= WHAT YOU ARE ASKED TO DO =
Return every record below verbatim, preserving each line without alteration.

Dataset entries
--------------------------------
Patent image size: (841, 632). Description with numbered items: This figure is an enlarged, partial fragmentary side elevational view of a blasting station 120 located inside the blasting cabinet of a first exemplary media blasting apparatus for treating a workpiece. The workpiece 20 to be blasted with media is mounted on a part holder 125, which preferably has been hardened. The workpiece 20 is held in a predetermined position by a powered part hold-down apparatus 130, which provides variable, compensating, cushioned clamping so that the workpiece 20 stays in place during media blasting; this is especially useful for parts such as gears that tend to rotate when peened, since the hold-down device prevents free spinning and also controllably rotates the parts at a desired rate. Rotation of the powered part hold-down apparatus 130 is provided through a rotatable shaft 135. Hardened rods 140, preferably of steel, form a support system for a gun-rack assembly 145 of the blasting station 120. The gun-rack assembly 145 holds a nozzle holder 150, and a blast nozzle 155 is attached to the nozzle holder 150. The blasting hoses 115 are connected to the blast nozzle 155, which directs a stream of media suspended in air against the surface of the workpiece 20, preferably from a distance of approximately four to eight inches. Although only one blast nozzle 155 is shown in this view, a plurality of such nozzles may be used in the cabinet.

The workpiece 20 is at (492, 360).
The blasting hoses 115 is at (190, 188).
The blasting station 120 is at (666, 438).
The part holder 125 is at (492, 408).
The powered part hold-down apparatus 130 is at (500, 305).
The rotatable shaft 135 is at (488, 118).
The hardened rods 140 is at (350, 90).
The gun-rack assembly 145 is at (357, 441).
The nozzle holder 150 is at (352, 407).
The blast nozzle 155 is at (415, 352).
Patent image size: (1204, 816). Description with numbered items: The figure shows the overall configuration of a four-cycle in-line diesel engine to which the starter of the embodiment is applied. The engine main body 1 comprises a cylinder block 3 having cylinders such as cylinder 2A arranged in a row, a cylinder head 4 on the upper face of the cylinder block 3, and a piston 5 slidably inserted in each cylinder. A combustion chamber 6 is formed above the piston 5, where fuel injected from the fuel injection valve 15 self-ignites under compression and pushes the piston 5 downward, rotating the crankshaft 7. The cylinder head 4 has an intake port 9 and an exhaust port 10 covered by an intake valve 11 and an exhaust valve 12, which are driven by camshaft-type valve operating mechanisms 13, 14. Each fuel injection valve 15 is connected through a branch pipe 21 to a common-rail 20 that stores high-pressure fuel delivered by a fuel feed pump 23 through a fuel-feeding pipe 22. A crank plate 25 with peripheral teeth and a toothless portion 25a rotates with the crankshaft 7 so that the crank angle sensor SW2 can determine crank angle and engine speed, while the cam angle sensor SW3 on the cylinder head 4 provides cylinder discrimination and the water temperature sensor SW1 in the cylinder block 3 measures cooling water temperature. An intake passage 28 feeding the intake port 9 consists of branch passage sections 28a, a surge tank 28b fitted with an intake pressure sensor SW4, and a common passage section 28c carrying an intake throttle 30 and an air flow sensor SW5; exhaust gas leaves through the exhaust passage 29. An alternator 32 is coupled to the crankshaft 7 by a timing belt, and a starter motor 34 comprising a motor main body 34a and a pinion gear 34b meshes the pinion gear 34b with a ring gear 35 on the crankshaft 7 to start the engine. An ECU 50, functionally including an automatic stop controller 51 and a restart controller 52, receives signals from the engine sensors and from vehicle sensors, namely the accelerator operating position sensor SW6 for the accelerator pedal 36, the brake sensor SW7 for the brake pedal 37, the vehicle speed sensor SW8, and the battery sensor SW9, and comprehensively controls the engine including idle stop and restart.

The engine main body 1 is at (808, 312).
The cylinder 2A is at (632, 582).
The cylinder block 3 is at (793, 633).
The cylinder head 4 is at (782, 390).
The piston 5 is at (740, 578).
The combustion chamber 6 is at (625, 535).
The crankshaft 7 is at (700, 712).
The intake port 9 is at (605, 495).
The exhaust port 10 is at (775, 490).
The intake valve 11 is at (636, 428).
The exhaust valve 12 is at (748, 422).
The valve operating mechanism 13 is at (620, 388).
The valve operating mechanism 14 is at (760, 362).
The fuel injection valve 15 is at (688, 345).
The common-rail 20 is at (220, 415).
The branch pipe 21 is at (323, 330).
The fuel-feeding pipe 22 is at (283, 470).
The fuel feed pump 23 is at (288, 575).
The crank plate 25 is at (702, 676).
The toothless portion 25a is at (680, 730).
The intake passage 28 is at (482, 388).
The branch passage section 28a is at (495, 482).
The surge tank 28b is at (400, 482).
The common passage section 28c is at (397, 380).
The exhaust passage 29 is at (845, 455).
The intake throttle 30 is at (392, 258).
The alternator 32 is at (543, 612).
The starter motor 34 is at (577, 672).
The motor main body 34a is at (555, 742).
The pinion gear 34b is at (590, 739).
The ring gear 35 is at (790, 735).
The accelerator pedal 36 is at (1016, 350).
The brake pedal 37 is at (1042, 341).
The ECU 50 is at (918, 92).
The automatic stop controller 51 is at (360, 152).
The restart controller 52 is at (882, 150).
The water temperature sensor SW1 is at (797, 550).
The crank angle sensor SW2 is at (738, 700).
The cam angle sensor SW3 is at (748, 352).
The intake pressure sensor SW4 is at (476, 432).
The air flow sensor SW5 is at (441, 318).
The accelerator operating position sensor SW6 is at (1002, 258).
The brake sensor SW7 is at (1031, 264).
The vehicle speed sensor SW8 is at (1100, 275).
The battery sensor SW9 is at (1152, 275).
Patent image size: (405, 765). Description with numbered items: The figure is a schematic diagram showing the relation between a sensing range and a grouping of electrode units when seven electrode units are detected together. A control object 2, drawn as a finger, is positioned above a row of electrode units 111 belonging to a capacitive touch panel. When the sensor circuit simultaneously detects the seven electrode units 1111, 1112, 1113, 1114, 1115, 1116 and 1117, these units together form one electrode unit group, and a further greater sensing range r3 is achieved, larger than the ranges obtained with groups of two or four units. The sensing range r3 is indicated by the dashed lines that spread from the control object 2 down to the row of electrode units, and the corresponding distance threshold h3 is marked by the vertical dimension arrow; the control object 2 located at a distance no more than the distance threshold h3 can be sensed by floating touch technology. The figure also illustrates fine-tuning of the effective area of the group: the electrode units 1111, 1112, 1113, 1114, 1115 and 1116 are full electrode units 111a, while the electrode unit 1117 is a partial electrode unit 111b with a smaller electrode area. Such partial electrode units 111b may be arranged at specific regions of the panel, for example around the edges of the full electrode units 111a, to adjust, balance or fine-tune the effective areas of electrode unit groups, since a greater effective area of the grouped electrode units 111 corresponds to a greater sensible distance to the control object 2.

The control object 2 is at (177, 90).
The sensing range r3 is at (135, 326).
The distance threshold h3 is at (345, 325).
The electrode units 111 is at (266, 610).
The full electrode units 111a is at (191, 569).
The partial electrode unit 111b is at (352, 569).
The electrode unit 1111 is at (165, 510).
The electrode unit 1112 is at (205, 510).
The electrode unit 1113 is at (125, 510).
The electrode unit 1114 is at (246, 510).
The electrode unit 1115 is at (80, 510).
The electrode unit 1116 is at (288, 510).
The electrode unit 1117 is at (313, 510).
--------------------------------
= OUTPUT FOR THIS EXERCISE =
Patent image size: (841, 632). Description with numbered items: This figure is an enlarged, partial fragmentary side elevational view of a blasting station 120 located inside the blasting cabinet of a first exemplary media blasting apparatus for treating a workpiece. The workpiece 20 to be blasted with media is mounted on a part holder 125, which preferably has been hardened. The workpiece 20 is held in a predetermined position by a powered part hold-down apparatus 130, which provides variable, compensating, cushioned clamping so that the workpiece 20 stays in place during media blasting; this is especially useful for parts such as gears that tend to rotate when peened, since the hold-down device prevents free spinning and also controllably rotates the parts at a desired rate. Rotation of the powered part hold-down apparatus 130 is provided through a rotatable shaft 135. Hardened rods 140, preferably of steel, form a support system for a gun-rack assembly 145 of the blasting station 120. The gun-rack assembly 145 holds a nozzle holder 150, and a blast nozzle 155 is attached to the nozzle holder 150. The blasting hoses 115 are connected to the blast nozzle 155, which directs a stream of media suspended in air against the surface of the workpiece 20, preferably from a distance of approximately four to eight inches. Although only one blast nozzle 155 is shown in this view, a plurality of such nozzles may be used in the cabinet.

The workpiece 20 is at (492, 360).
The blasting hoses 115 is at (190, 188).
The blasting station 120 is at (666, 438).
The part holder 125 is at (492, 408).
The powered part hold-down apparatus 130 is at (500, 305).
The rotatable shaft 135 is at (488, 118).
The hardened rods 140 is at (350, 90).
The gun-rack assembly 145 is at (357, 441).
The nozzle holder 150 is at (352, 407).
The blast nozzle 155 is at (415, 352).
Patent image size: (1204, 816). Description with numbered items: The figure shows the overall configuration of a four-cycle in-line diesel engine to which the starter of the embodiment is applied. The engine main body 1 comprises a cylinder block 3 having cylinders such as cylinder 2A arranged in a row, a cylinder head 4 on the upper face of the cylinder block 3, and a piston 5 slidably inserted in each cylinder. A combustion chamber 6 is formed above the piston 5, where fuel injected from the fuel injection valve 15 self-ignites under compression and pushes the piston 5 downward, rotating the crankshaft 7. The cylinder head 4 has an intake port 9 and an exhaust port 10 covered by an intake valve 11 and an exhaust valve 12, which are driven by camshaft-type valve operating mechanisms 13, 14. Each fuel injection valve 15 is connected through a branch pipe 21 to a common-rail 20 that stores high-pressure fuel delivered by a fuel feed pump 23 through a fuel-feeding pipe 22. A crank plate 25 with peripheral teeth and a toothless portion 25a rotates with the crankshaft 7 so that the crank angle sensor SW2 can determine crank angle and engine speed, while the cam angle sensor SW3 on the cylinder head 4 provides cylinder discrimination and the water temperature sensor SW1 in the cylinder block 3 measures cooling water temperature. An intake passage 28 feeding the intake port 9 consists of branch passage sections 28a, a surge tank 28b fitted with an intake pressure sensor SW4, and a common passage section 28c carrying an intake throttle 30 and an air flow sensor SW5; exhaust gas leaves through the exhaust passage 29. An alternator 32 is coupled to the crankshaft 7 by a timing belt, and a starter motor 34 comprising a motor main body 34a and a pinion gear 34b meshes the pinion gear 34b with a ring gear 35 on the crankshaft 7 to start the engine. An ECU 50, functionally including an automatic stop controller 51 and a restart controller 52, receives signals from the engine sensors and from vehicle sensors, namely the accelerator operating position sensor SW6 for the accelerator pedal 36, the brake sensor SW7 for the brake pedal 37, the vehicle speed sensor SW8, and the battery sensor SW9, and comprehensively controls the engine including idle stop and restart.

The engine main body 1 is at (808, 312).
The cylinder 2A is at (632, 582).
The cylinder block 3 is at (793, 633).
The cylinder head 4 is at (782, 390).
The piston 5 is at (740, 578).
The combustion chamber 6 is at (625, 535).
The crankshaft 7 is at (700, 712).
The intake port 9 is at (605, 495).
The exhaust port 10 is at (775, 490).
The intake valve 11 is at (636, 428).
The exhaust valve 12 is at (748, 422).
The valve operating mechanism 13 is at (620, 388).
The valve operating mechanism 14 is at (760, 362).
The fuel injection valve 15 is at (688, 345).
The common-rail 20 is at (220, 415).
The branch pipe 21 is at (323, 330).
The fuel-feeding pipe 22 is at (283, 470).
The fuel feed pump 23 is at (288, 575).
The crank plate 25 is at (702, 676).
The toothless portion 25a is at (680, 730).
The intake passage 28 is at (482, 388).
The branch passage section 28a is at (495, 482).
The surge tank 28b is at (400, 482).
The common passage section 28c is at (397, 380).
The exhaust passage 29 is at (845, 455).
The intake throttle 30 is at (392, 258).
The alternator 32 is at (543, 612).
The starter motor 34 is at (577, 672).
The motor main body 34a is at (555, 742).
The pinion gear 34b is at (590, 739).
The ring gear 35 is at (790, 735).
The accelerator pedal 36 is at (1016, 350).
The brake pedal 37 is at (1042, 341).
The ECU 50 is at (918, 92).
The automatic stop controller 51 is at (360, 152).
The restart controller 52 is at (882, 150).
The water temperature sensor SW1 is at (797, 550).
The crank angle sensor SW2 is at (738, 700).
The cam angle sensor SW3 is at (748, 352).
The intake pressure sensor SW4 is at (476, 432).
The air flow sensor SW5 is at (441, 318).
The accelerator operating position sensor SW6 is at (1002, 258).
The brake sensor SW7 is at (1031, 264).
The vehicle speed sensor SW8 is at (1100, 275).
The battery sensor SW9 is at (1152, 275).
Patent image size: (405, 765). Description with numbered items: The figure is a schematic diagram showing the relation between a sensing range and a grouping of electrode units when seven electrode units are detected together. A control object 2, drawn as a finger, is positioned above a row of electrode units 111 belonging to a capacitive touch panel. When the sensor circuit simultaneously detects the seven electrode units 1111, 1112, 1113, 1114, 1115, 1116 and 1117, these units together form one electrode unit group, and a further greater sensing range r3 is achieved, larger than the ranges obtained with groups of two or four units. The sensing range r3 is indicated by the dashed lines that spread from the control object 2 down to the row of electrode units, and the corresponding distance threshold h3 is marked by the vertical dimension arrow; the control object 2 located at a distance no more than the distance threshold h3 can be sensed by floating touch technology. The figure also illustrates fine-tuning of the effective area of the group: the electrode units 1111, 1112, 1113, 1114, 1115 and 1116 are full electrode units 111a, while the electrode unit 1117 is a partial electrode unit 111b with a smaller electrode area. Such partial electrode units 111b may be arranged at specific regions of the panel, for example around the edges of the full electrode units 111a, to adjust, balance or fine-tune the effective areas of electrode unit groups, since a greater effective area of the grouped electrode units 111 corresponds to a greater sensible distance to the control object 2.

The control object 2 is at (177, 90).
The sensing range r3 is at (135, 326).
The distance threshold h3 is at (345, 325).
The electrode units 111 is at (266, 610).
The full electrode units 111a is at (191, 569).
The partial electrode unit 111b is at (352, 569).
The electrode unit 1111 is at (165, 510).
The electrode unit 1112 is at (205, 510).
The electrode unit 1113 is at (125, 510).
The electrode unit 1114 is at (246, 510).
The electrode unit 1115 is at (80, 510).
The electrode unit 1116 is at (288, 510).
The electrode unit 1117 is at (313, 510).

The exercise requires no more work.